__REQUIRED TASK__. Lines containing the string "name" are to be counted; report the total by itself.

─── MATERIAL FOR THIS EXERCISE

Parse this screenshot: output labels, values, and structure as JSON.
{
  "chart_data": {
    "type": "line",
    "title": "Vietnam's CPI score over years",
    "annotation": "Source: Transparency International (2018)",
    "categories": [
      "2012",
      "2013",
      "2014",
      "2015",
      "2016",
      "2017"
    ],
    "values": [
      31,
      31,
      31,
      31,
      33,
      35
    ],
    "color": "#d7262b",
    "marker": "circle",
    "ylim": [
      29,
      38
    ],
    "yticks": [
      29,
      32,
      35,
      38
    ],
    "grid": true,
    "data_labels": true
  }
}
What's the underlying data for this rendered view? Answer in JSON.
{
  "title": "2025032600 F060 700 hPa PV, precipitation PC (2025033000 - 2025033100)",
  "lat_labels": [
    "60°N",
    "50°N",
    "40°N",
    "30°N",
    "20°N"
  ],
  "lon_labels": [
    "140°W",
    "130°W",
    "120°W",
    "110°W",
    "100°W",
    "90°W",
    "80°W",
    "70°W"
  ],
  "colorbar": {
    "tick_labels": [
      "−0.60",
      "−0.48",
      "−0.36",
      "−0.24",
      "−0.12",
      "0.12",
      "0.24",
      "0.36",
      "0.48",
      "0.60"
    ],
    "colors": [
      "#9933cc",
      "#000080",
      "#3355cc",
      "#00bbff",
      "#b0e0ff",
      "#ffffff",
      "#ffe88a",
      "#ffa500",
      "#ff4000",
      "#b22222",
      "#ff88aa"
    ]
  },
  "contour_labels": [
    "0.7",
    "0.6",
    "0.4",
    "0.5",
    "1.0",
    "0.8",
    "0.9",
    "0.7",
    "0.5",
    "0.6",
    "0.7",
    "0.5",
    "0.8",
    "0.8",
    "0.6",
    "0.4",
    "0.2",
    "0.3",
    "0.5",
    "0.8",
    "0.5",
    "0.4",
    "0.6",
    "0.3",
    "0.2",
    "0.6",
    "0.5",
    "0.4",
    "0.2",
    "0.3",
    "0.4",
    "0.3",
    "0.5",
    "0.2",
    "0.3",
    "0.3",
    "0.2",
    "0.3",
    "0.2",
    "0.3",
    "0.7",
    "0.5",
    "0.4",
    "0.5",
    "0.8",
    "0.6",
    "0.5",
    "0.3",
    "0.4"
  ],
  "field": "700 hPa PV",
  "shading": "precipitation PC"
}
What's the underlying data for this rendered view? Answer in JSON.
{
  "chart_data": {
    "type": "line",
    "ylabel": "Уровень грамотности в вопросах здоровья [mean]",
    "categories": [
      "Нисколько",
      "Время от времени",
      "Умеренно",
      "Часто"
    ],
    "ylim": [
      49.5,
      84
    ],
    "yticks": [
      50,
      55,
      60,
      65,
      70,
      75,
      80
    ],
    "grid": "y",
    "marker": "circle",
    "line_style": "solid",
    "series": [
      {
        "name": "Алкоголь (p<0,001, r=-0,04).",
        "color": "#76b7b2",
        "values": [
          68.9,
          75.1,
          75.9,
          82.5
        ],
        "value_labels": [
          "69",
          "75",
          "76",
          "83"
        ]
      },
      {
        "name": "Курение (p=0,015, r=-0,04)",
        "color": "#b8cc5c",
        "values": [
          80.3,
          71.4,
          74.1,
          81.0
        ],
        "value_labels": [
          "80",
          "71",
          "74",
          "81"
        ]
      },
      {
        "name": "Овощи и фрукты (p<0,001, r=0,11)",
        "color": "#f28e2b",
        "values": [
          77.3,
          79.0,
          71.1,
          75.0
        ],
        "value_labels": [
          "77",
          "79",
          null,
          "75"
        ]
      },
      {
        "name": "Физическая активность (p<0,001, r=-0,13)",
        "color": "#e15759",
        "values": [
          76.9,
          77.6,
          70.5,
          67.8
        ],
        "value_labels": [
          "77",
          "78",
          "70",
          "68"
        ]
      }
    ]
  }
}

──────

__EXERCISE SOLUTION__. 4